Each entry below must be repeated exactly, with pictures left out.

[start of EXERCISE MATERIALS]

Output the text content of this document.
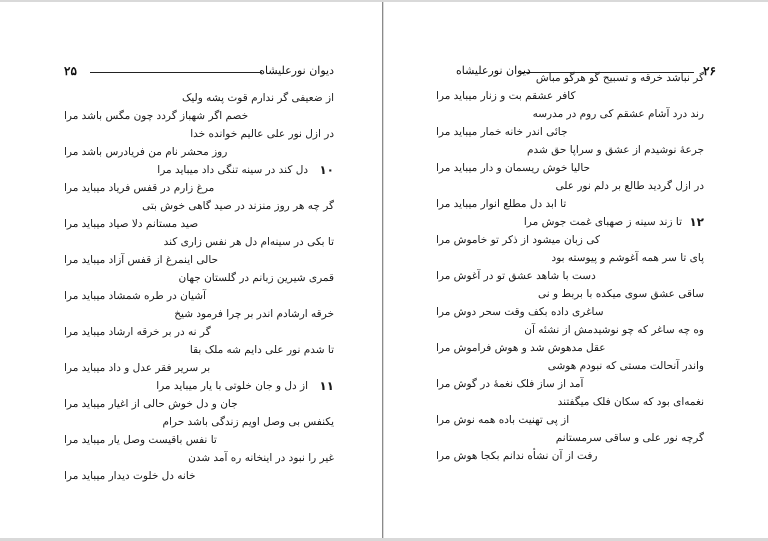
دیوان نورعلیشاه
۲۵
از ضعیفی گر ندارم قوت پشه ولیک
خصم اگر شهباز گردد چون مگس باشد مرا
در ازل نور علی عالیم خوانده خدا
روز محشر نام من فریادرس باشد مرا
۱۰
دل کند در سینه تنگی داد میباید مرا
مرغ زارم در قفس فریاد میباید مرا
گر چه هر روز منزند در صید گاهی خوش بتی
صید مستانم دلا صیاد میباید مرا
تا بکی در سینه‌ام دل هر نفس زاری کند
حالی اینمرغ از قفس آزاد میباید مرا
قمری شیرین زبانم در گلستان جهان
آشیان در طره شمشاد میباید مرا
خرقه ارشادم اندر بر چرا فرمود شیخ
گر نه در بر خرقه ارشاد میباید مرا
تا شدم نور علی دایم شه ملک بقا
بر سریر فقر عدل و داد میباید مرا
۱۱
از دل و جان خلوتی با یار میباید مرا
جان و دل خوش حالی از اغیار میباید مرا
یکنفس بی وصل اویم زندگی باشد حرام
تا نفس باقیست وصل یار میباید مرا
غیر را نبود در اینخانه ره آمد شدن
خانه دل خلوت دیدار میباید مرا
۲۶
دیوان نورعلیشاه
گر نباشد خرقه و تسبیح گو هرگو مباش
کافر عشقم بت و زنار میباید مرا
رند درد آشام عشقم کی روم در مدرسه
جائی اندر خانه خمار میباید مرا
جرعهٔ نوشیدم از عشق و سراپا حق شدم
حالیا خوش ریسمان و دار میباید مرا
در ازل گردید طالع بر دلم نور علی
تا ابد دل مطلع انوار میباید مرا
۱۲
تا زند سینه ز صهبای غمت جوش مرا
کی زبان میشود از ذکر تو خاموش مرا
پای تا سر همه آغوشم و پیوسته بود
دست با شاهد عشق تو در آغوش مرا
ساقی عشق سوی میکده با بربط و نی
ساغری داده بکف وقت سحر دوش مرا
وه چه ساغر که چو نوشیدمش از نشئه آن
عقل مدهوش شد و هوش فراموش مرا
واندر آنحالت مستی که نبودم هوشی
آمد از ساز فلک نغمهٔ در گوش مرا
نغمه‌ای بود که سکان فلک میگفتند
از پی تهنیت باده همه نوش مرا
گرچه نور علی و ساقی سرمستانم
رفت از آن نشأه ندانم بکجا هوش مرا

[end of EXERCISE MATERIALS]

▶ ANSWER TO THIS TASK
Output the text content of this document.
دیوان نورعلیشاه
۲۵
از ضعیفی گر ندارم قوت پشه ولیک
خصم اگر شهباز گردد چون مگس باشد مرا
در ازل نور علی عالیم خوانده خدا
روز محشر نام من فریادرس باشد مرا
۱۰
دل کند در سینه تنگی داد میباید مرا
مرغ زارم در قفس فریاد میباید مرا
گر چه هر روز منزند در صید گاهی خوش بتی
صید مستانم دلا صیاد میباید مرا
تا بکی در سینه‌ام دل هر نفس زاری کند
حالی اینمرغ از قفس آزاد میباید مرا
قمری شیرین زبانم در گلستان جهان
آشیان در طره شمشاد میباید مرا
خرقه ارشادم اندر بر چرا فرمود شیخ
گر نه در بر خرقه ارشاد میباید مرا
تا شدم نور علی دایم شه ملک بقا
بر سریر فقر عدل و داد میباید مرا
۱۱
از دل و جان خلوتی با یار میباید مرا
جان و دل خوش حالی از اغیار میباید مرا
یکنفس بی وصل اویم زندگی باشد حرام
تا نفس باقیست وصل یار میباید مرا
غیر را نبود در اینخانه ره آمد شدن
خانه دل خلوت دیدار میباید مرا
۲۶
دیوان نورعلیشاه
گر نباشد خرقه و تسبیح گو هرگو مباش
کافر عشقم بت و زنار میباید مرا
رند درد آشام عشقم کی روم در مدرسه
جائی اندر خانه خمار میباید مرا
جرعهٔ نوشیدم از عشق و سراپا حق شدم
حالیا خوش ریسمان و دار میباید مرا
در ازل گردید طالع بر دلم نور علی
تا ابد دل مطلع انوار میباید مرا
۱۲
تا زند سینه ز صهبای غمت جوش مرا
کی زبان میشود از ذکر تو خاموش مرا
پای تا سر همه آغوشم و پیوسته بود
دست با شاهد عشق تو در آغوش مرا
ساقی عشق سوی میکده با بربط و نی
ساغری داده بکف وقت سحر دوش مرا
وه چه ساغر که چو نوشیدمش از نشئه آن
عقل مدهوش شد و هوش فراموش مرا
واندر آنحالت مستی که نبودم هوشی
آمد از ساز فلک نغمهٔ در گوش مرا
نغمه‌ای بود که سکان فلک میگفتند
از پی تهنیت باده همه نوش مرا
گرچه نور علی و ساقی سرمستانم
رفت از آن نشأه ندانم بکجا هوش مرا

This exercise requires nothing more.